"""
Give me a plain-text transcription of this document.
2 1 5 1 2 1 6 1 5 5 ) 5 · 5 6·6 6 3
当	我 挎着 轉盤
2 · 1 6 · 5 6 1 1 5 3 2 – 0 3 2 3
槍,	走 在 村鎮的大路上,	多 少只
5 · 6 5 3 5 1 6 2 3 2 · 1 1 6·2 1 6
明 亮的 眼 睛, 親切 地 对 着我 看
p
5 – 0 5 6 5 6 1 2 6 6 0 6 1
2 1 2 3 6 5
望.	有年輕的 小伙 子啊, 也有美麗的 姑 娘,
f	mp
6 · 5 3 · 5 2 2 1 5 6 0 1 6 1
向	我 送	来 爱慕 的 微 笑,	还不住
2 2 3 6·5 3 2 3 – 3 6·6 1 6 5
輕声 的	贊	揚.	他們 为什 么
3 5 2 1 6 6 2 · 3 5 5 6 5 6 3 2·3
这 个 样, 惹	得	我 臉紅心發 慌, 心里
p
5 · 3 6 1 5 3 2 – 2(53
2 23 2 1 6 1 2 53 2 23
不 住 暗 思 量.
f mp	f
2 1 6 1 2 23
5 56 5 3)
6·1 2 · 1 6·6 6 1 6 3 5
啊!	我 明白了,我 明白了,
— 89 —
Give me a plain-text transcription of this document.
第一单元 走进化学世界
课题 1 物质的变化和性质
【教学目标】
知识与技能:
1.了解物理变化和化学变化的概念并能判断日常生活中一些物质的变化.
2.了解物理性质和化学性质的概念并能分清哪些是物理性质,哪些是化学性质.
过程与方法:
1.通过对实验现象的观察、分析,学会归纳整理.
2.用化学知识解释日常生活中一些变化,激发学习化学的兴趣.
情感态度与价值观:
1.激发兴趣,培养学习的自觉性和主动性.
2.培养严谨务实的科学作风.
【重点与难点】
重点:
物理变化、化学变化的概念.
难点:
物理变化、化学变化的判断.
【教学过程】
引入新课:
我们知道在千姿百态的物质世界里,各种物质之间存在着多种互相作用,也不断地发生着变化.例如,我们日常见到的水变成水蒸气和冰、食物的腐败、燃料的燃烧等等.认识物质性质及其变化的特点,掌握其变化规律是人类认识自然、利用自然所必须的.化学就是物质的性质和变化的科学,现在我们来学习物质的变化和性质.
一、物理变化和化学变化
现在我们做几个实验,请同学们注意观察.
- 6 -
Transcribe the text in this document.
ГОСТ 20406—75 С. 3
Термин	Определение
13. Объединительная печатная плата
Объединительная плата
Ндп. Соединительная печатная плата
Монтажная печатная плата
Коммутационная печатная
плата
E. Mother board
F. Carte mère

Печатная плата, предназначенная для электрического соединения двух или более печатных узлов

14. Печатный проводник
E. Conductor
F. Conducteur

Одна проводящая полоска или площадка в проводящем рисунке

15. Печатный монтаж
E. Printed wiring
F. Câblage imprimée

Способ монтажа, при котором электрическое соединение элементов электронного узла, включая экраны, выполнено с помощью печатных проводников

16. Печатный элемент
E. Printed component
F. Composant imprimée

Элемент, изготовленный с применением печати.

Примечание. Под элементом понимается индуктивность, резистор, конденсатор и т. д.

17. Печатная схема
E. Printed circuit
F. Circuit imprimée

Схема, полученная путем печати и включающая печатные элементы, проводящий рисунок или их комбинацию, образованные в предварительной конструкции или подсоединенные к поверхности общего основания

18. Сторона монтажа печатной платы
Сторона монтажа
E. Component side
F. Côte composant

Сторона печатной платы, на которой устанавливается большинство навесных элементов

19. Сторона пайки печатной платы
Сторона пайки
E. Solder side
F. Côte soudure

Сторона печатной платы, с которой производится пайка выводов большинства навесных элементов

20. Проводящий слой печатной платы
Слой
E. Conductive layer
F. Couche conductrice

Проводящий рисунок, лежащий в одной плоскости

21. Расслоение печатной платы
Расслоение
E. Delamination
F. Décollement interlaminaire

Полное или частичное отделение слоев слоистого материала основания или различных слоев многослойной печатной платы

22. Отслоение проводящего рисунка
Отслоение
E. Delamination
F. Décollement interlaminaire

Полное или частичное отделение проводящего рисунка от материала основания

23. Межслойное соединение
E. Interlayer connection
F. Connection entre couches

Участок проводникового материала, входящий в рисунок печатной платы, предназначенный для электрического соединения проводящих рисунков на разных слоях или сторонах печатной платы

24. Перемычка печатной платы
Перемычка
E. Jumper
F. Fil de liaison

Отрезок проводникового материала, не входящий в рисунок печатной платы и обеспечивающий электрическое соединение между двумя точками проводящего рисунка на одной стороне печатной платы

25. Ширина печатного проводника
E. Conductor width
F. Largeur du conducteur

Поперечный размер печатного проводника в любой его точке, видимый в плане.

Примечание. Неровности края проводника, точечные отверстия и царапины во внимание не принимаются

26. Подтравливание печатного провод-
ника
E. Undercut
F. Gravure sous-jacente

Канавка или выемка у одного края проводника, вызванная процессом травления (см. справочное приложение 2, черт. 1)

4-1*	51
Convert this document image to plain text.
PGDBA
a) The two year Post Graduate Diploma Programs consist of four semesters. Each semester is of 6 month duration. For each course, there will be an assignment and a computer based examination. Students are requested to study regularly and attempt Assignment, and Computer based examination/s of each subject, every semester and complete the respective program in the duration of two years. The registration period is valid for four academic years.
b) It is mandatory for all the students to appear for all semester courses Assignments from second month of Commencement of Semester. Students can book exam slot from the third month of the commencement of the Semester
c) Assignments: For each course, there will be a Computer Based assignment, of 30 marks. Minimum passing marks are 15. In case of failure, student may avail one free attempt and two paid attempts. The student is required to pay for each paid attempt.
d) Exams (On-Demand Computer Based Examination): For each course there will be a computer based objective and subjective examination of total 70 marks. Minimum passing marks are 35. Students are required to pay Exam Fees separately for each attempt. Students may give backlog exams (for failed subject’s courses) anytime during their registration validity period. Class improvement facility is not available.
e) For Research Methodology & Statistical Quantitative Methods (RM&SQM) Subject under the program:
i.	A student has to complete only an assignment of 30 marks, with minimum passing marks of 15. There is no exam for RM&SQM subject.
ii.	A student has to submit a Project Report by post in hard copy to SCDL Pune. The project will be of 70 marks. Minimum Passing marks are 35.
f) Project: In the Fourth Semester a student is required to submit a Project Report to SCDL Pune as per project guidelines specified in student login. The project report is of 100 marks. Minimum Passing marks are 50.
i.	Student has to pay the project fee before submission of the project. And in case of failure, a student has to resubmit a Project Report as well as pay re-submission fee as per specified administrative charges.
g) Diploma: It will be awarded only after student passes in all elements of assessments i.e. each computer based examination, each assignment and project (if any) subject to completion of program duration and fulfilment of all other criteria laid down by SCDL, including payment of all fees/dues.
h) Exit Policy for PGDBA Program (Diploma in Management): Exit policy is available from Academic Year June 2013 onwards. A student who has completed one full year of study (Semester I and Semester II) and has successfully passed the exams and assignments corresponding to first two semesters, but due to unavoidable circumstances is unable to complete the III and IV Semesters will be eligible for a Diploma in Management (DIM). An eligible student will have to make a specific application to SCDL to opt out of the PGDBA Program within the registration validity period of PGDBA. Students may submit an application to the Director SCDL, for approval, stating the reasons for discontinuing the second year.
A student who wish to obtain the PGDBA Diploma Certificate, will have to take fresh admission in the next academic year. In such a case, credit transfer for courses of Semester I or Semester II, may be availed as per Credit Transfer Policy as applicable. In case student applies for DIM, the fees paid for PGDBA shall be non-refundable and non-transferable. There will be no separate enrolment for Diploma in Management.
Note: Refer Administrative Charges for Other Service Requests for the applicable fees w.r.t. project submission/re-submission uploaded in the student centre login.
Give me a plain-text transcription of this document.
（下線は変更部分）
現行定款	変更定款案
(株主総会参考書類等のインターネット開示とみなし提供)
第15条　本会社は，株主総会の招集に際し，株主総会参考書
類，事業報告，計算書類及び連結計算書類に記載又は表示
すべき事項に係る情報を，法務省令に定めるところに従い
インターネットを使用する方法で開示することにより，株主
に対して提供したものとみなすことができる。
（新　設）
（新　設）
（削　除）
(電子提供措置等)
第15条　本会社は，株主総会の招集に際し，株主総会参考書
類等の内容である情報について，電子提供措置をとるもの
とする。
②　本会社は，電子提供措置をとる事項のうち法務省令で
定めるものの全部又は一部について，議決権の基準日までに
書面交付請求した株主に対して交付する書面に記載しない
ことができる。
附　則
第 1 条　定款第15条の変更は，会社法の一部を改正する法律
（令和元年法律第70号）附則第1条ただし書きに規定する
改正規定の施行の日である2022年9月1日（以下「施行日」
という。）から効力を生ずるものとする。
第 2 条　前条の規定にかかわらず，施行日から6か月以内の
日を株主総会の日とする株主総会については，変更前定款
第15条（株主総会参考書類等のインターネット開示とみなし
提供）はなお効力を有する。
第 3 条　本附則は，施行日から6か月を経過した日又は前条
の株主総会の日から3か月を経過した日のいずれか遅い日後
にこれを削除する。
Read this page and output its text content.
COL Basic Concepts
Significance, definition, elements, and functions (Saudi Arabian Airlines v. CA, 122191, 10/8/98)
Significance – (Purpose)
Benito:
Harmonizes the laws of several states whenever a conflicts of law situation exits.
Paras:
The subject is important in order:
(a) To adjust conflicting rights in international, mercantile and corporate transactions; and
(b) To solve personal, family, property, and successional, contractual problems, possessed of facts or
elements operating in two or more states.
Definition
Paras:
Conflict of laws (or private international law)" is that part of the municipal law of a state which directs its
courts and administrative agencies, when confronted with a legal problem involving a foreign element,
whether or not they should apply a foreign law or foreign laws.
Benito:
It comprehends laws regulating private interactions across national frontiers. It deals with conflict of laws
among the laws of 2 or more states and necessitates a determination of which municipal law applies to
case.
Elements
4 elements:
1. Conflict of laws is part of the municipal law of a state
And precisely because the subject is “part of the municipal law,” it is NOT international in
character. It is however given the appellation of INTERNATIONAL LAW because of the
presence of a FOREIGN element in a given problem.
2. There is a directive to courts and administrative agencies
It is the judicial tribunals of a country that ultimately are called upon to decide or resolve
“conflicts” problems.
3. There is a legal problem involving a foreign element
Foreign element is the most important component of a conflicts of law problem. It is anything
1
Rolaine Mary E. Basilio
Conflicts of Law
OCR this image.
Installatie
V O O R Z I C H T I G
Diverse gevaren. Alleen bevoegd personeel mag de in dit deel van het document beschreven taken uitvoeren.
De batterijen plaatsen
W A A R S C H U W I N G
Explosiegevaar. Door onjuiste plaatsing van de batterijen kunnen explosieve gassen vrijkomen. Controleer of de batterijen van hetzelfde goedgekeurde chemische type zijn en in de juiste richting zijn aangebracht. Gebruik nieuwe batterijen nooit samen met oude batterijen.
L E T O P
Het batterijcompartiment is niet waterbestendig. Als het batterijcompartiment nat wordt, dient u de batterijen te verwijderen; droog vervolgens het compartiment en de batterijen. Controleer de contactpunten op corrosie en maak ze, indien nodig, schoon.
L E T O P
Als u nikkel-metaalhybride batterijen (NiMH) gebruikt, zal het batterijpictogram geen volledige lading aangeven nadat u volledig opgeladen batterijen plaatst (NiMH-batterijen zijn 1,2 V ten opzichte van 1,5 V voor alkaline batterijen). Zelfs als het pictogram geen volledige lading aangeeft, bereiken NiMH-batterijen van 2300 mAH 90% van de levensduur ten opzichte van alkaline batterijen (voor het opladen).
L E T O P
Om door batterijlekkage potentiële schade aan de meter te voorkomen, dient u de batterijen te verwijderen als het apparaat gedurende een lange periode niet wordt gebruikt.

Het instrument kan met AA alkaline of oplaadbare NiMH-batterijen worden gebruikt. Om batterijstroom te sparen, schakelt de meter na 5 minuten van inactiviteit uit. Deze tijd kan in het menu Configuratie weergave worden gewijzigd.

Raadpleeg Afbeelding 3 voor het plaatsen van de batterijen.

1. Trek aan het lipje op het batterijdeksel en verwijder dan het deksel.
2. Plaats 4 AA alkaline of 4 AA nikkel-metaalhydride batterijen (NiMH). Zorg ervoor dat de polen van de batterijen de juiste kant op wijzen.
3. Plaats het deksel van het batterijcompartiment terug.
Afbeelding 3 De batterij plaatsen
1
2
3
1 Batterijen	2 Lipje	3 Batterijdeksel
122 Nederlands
"""
**Problem description:** Copy out every line holding the string "проводника".

**Solution to the exercise:**
25. Ширина печатного проводника
Поперечный размер печатного проводника в любой его точке, видимый в плане.
Примечание. Неровности края проводника, точечные отверстия и царапины во внимание не принимаются
Канавка или выемка у одного края проводника, вызванная процессом травления (см. справочное приложение 2, черт. 1)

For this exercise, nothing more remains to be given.